● Your instructions
Find every line of the listing below where "Parkinson" appears, and copy it.

● Stored data
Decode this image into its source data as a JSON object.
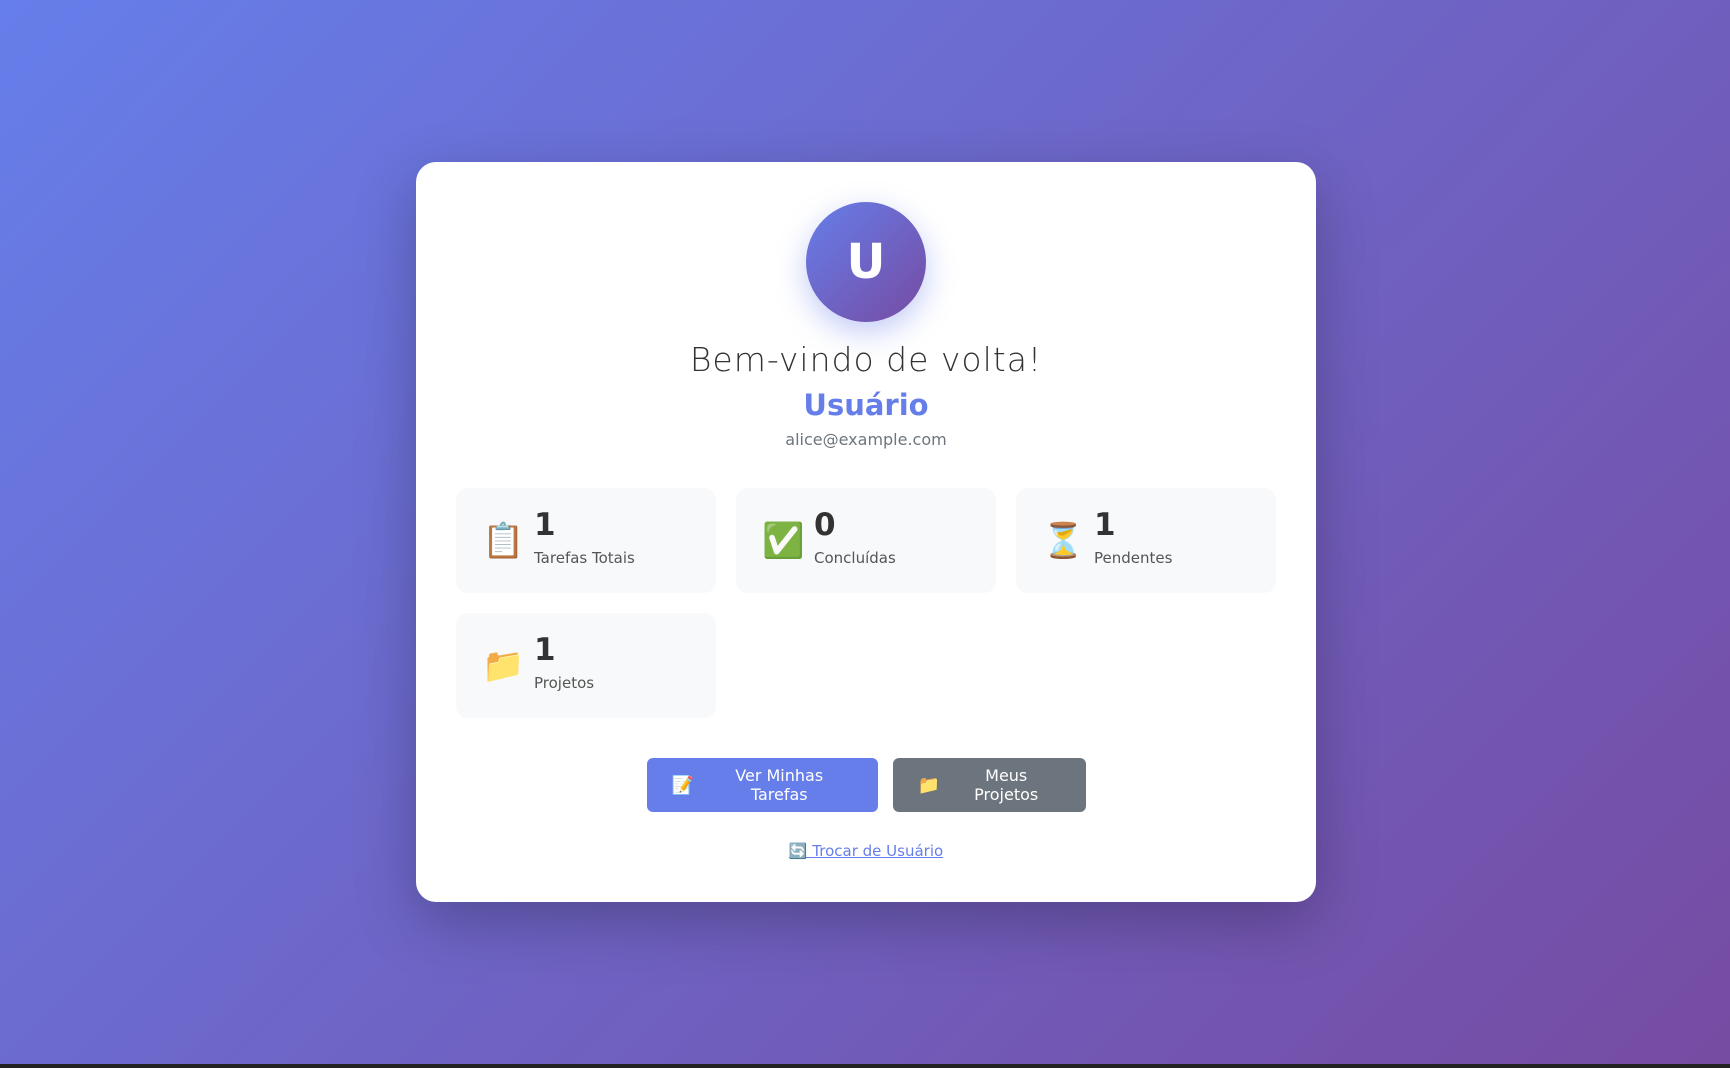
{
  "profile": {
    "avatar_initial": "U",
    "welcome": "Bem-vindo de volta!",
    "name": "Usuário",
    "email": "alice@example.com"
  },
  "stats": [
    {
      "icon": "📋",
      "icon_name": "clipboard-icon",
      "value": "1",
      "label": "Tarefas Totais"
    },
    {
      "icon": "✅",
      "icon_name": "check-icon",
      "value": "0",
      "label": "Concluídas"
    },
    {
      "icon": "⏳",
      "icon_name": "hourglass-icon",
      "value": "1",
      "label": "Pendentes"
    },
    {
      "icon": "📁",
      "icon_name": "folder-icon",
      "value": "1",
      "label": "Projetos"
    }
  ],
  "actions": {
    "tasks_icon": "📝",
    "tasks_label": "Ver Minhas Tarefas",
    "projects_icon": "📁",
    "projects_label": "Meus Projetos"
  },
  "switch_user": {
    "icon": "🔄",
    "label": "Trocar de Usuário"
  },
  "colors": {
    "accent": "#667eea",
    "gradient_end": "#764ba2",
    "secondary": "#6c757d"
  }
}
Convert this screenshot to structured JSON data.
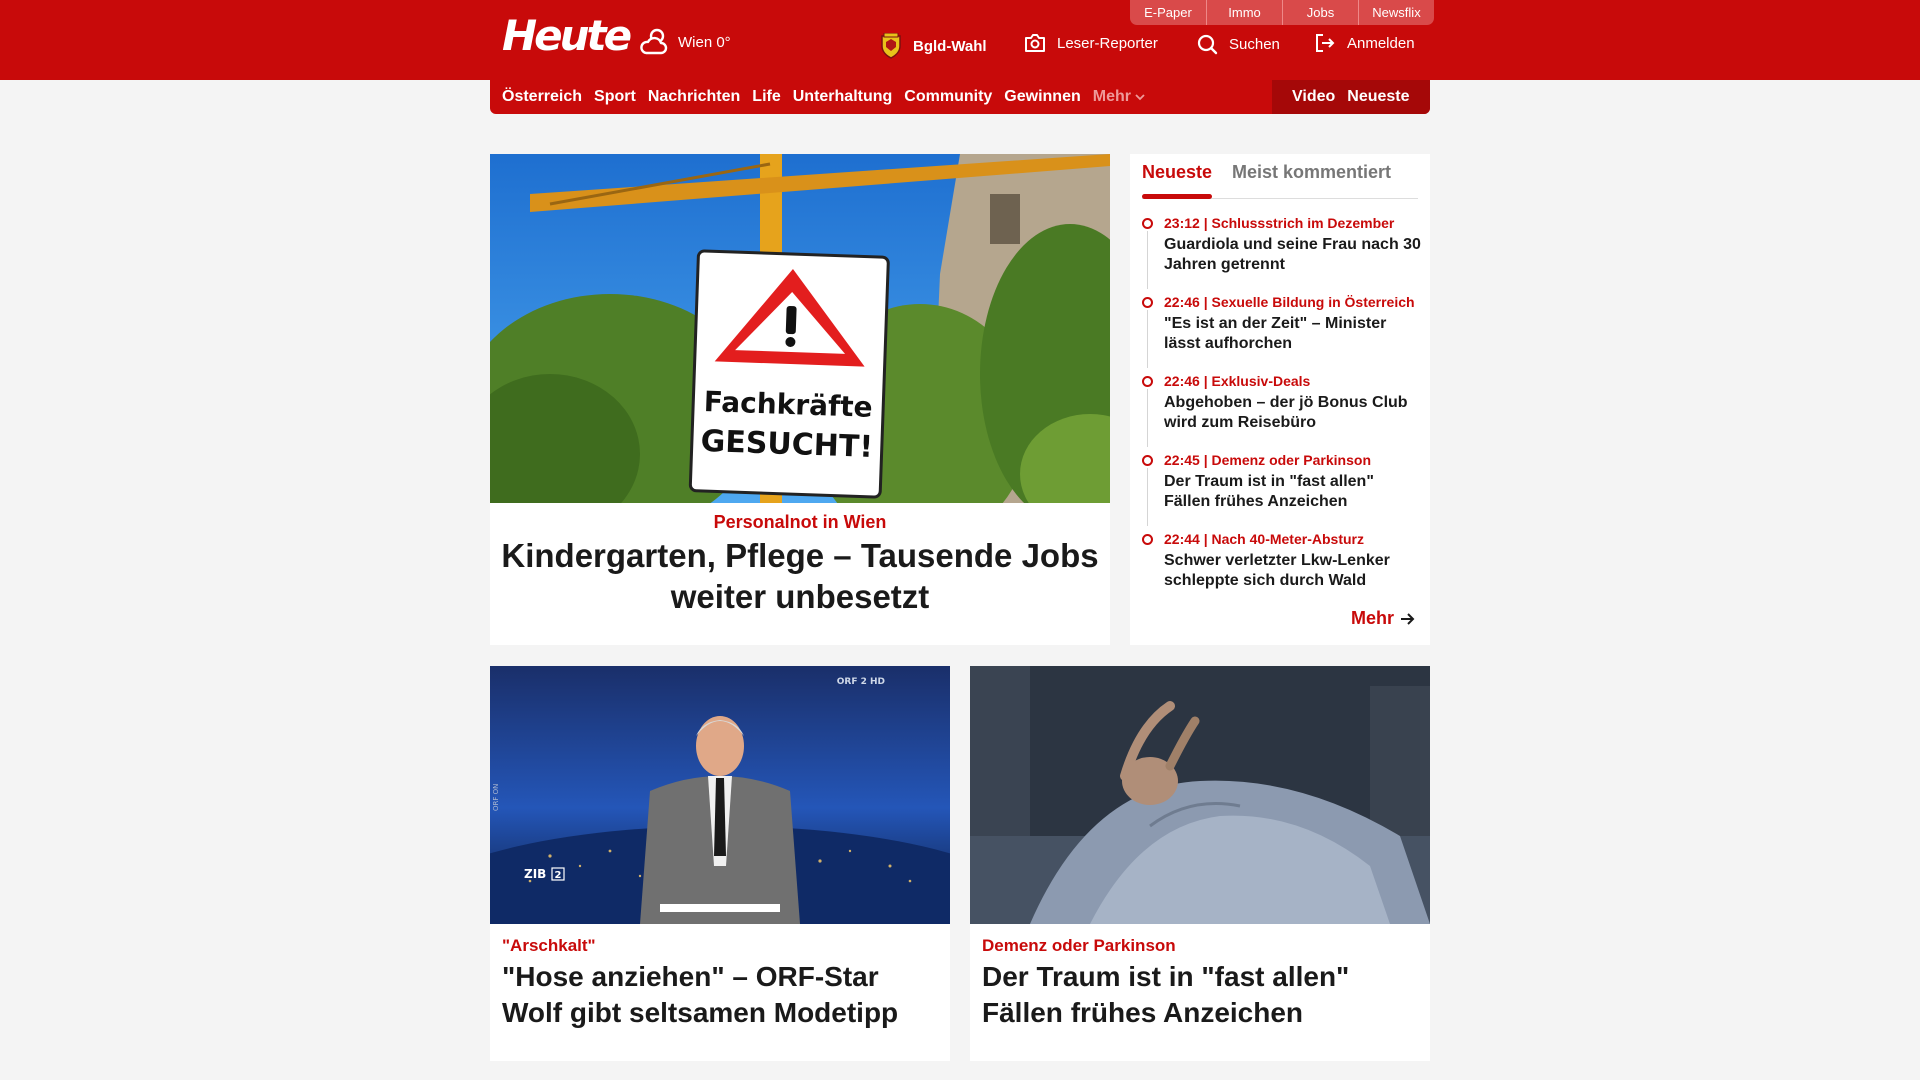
{
  "topbar": [
    "E-Paper",
    "Immo",
    "Jobs",
    "Newsflix"
  ],
  "header": {
    "logo": "Heute",
    "weather": "Wien 0°",
    "election": "Bgld-Wahl",
    "reporter": "Leser-Reporter",
    "search": "Suchen",
    "login": "Anmelden"
  },
  "nav": {
    "items": [
      "Österreich",
      "Sport",
      "Nachrichten",
      "Life",
      "Unterhaltung",
      "Community",
      "Gewinnen"
    ],
    "more": "Mehr",
    "right": [
      "Video",
      "Neueste"
    ]
  },
  "hero": {
    "sign_line1": "Fachkräfte",
    "sign_line2": "GESUCHT!",
    "kicker": "Personalnot in Wien",
    "title": "Kindergarten, Pflege – Tausende Jobs weiter unbesetzt"
  },
  "sidebar": {
    "tabs": [
      "Neueste",
      "Meist kommentiert"
    ],
    "items": [
      {
        "meta": "23:12 | Schlussstrich im Dezember",
        "title": "Guardiola und seine Frau nach 30 Jahren getrennt"
      },
      {
        "meta": "22:46 | Sexuelle Bildung in Österreich",
        "title": "\"Es ist an der Zeit\" – Minister lässt aufhorchen"
      },
      {
        "meta": "22:46 | Exklusiv-Deals",
        "title": "Abgehoben – der jö Bonus Club wird zum Reisebüro"
      },
      {
        "meta": "22:45 | Demenz oder Parkinson",
        "title": "Der Traum ist in \"fast allen\" Fällen frühes Anzeichen"
      },
      {
        "meta": "22:44 | Nach 40-Meter-Absturz",
        "title": "Schwer verletzter Lkw-Lenker schleppte sich durch Wald"
      }
    ],
    "more": "Mehr"
  },
  "cards": [
    {
      "kicker": "\"Arschkalt\"",
      "title": "\"Hose anziehen\" – ORF-Star Wolf gibt seltsamen Modetipp",
      "badge": "ZIB",
      "badge_num": "2",
      "watermark": "ORF 2 HD",
      "side_label": "ORF ON"
    },
    {
      "kicker": "Demenz oder Parkinson",
      "title": "Der Traum ist in \"fast allen\" Fällen frühes Anzeichen"
    }
  ],
  "colors": {
    "brand_red": "#c80a0a",
    "dark_red": "#a50808",
    "background": "#f4f4f4"
  }
}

● Finished task
        "meta": "22:45 | Demenz oder Parkinson",
      "kicker": "Demenz oder Parkinson",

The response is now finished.